* _Source records_
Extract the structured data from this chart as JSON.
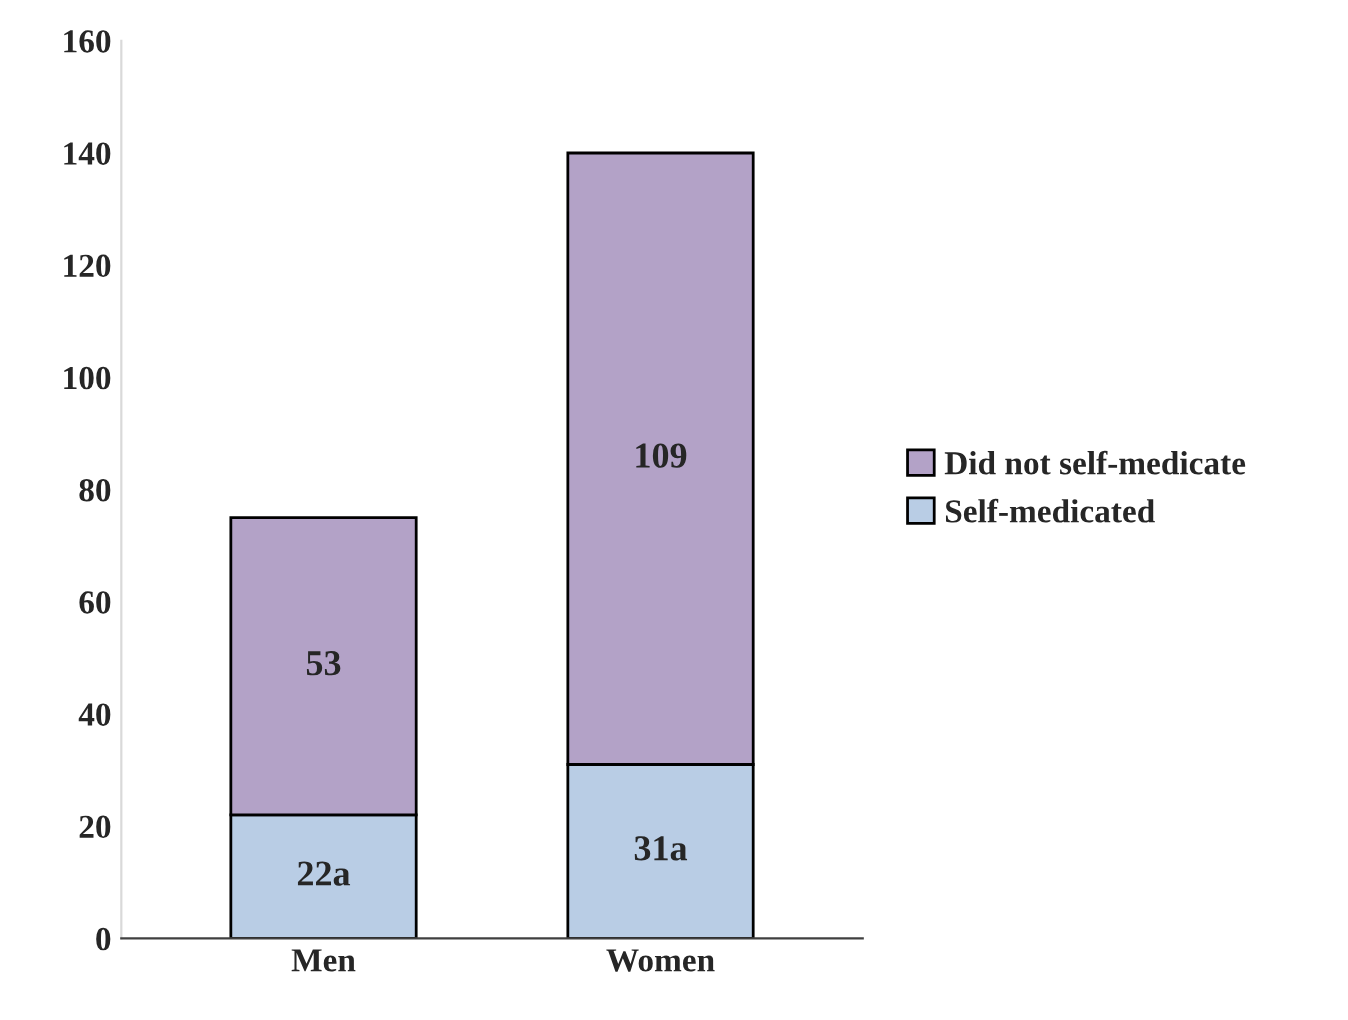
{
  "chart_data": {
    "type": "bar",
    "stacked": true,
    "categories": [
      "Men",
      "Women"
    ],
    "series": [
      {
        "name": "Self-medicated",
        "color": "#b9cde5",
        "values": [
          22,
          31
        ],
        "value_labels": [
          "22a",
          "31a"
        ]
      },
      {
        "name": "Did not self-medicate",
        "color": "#b3a2c7",
        "values": [
          53,
          109
        ],
        "value_labels": [
          "53",
          "109"
        ]
      }
    ],
    "ylim": [
      0,
      160
    ],
    "yticks": [
      0,
      20,
      40,
      60,
      80,
      100,
      120,
      140,
      160
    ],
    "grid": false,
    "legend": "right"
  }
}
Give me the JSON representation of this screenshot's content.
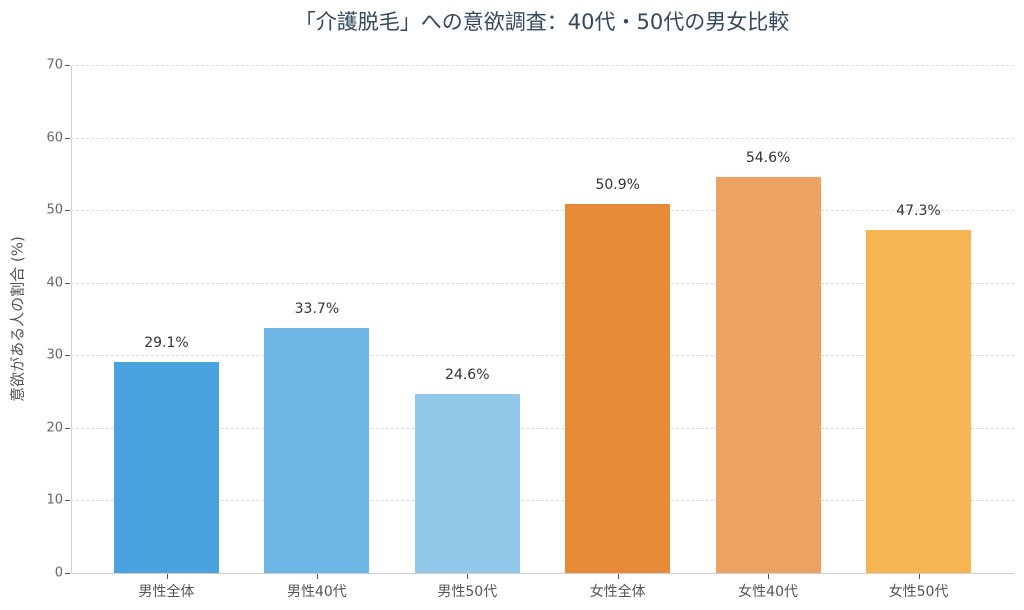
{
  "chart_data": {
    "type": "bar",
    "title": "「介護脱毛」への意欲調査：40代・50代の男女比較",
    "xlabel": "",
    "ylabel": "意欲がある人の割合 (%)",
    "ylim": [
      0,
      70
    ],
    "yticks": [
      0,
      10,
      20,
      30,
      40,
      50,
      60,
      70
    ],
    "grid": true,
    "legend": null,
    "categories": [
      "男性全体",
      "男性40代",
      "男性50代",
      "女性全体",
      "女性40代",
      "女性50代"
    ],
    "values": [
      29.1,
      33.7,
      24.6,
      50.9,
      54.6,
      47.3
    ],
    "value_labels": [
      "29.1%",
      "33.7%",
      "24.6%",
      "50.9%",
      "54.6%",
      "47.3%"
    ],
    "colors": [
      "#4aa3df",
      "#6db5e5",
      "#93c8eb",
      "#e68a37",
      "#eca260",
      "#f6b553"
    ]
  }
}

* _Your task_
The line that contains "Give me the" begins the part to retype, and the last line of the records above ends it. Retype both and everything between, exactly, without the pictures.

* _Solution to the problem_
Give me the JSON representation of this screenshot's content.
{
  "chart_data": {
    "type": "bar",
    "title": "「介護脱毛」への意欲調査：40代・50代の男女比較",
    "xlabel": "",
    "ylabel": "意欲がある人の割合 (%)",
    "ylim": [
      0,
      70
    ],
    "yticks": [
      0,
      10,
      20,
      30,
      40,
      50,
      60,
      70
    ],
    "grid": true,
    "legend": null,
    "categories": [
      "男性全体",
      "男性40代",
      "男性50代",
      "女性全体",
      "女性40代",
      "女性50代"
    ],
    "values": [
      29.1,
      33.7,
      24.6,
      50.9,
      54.6,
      47.3
    ],
    "value_labels": [
      "29.1%",
      "33.7%",
      "24.6%",
      "50.9%",
      "54.6%",
      "47.3%"
    ],
    "colors": [
      "#4aa3df",
      "#6db5e5",
      "#93c8eb",
      "#e68a37",
      "#eca260",
      "#f6b553"
    ]
  }
}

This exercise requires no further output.